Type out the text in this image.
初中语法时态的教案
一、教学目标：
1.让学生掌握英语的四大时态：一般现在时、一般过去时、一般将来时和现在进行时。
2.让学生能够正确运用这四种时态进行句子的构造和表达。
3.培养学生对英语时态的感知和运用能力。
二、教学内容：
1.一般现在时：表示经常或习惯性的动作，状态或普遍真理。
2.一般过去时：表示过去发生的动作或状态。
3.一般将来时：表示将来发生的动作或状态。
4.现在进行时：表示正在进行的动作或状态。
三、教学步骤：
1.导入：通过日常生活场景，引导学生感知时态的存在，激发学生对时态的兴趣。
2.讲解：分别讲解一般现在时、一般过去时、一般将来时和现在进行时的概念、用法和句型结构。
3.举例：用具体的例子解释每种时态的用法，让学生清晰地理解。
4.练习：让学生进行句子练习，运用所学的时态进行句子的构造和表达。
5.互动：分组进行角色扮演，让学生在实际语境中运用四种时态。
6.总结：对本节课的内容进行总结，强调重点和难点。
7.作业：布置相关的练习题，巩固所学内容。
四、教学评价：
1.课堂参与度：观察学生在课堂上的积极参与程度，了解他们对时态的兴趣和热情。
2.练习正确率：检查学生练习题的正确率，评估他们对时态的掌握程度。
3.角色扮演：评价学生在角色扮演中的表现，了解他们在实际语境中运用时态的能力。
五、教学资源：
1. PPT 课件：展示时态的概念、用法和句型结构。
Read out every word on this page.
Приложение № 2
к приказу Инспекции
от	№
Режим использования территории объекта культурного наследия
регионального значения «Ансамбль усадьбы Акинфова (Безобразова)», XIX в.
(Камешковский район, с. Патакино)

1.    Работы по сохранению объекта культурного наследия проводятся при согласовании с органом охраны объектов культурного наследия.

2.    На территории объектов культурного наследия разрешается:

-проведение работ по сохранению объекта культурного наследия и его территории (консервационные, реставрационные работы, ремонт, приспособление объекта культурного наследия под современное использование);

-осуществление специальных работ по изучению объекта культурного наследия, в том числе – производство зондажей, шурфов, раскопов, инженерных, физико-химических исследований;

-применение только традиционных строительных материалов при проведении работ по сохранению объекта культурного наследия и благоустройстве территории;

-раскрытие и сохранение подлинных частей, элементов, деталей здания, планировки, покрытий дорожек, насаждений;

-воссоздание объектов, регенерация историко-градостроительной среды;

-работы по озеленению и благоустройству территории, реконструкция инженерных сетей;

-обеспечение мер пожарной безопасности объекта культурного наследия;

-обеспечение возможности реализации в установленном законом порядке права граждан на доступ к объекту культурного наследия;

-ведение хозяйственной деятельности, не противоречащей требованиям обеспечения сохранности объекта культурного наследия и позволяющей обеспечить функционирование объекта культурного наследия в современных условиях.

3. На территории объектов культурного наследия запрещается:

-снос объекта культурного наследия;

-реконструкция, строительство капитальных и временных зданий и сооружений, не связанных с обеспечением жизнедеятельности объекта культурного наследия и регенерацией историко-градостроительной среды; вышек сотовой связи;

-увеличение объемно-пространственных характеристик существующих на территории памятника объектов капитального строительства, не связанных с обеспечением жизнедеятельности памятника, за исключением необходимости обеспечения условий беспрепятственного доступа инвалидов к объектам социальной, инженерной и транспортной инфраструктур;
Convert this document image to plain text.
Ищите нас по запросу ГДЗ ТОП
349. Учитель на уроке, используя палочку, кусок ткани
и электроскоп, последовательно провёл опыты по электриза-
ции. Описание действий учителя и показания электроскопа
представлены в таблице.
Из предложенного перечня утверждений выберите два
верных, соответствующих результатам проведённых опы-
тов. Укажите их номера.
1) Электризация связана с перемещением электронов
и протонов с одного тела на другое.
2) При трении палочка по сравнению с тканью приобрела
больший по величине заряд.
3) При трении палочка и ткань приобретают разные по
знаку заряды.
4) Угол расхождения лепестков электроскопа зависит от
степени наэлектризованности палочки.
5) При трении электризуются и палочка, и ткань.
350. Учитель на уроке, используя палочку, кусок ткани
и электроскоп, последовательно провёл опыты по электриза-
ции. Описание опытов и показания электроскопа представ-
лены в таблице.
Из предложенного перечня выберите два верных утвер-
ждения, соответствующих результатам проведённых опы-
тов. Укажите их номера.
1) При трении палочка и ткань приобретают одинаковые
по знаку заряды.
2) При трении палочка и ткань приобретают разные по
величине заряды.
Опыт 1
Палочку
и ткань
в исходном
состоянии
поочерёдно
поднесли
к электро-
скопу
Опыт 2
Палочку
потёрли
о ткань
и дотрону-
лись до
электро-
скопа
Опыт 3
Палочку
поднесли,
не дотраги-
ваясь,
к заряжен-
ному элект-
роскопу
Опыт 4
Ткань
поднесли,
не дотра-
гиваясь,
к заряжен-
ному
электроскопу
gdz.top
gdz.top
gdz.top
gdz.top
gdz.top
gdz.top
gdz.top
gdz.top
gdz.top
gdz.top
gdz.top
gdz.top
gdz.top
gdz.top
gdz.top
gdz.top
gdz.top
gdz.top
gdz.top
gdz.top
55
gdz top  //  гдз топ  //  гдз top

####################

Exercise instructions:
Copy all lines of the material above where the string "трении" occurs.

Solution to the problem:
2) При трении палочка по сравнению с тканью приобрела
3) При трении палочка и ткань приобретают разные по
5) При трении электризуются и палочка, и ткань.
1) При трении палочка и ткань приобретают одинаковые
2) При трении палочка и ткань приобретают разные по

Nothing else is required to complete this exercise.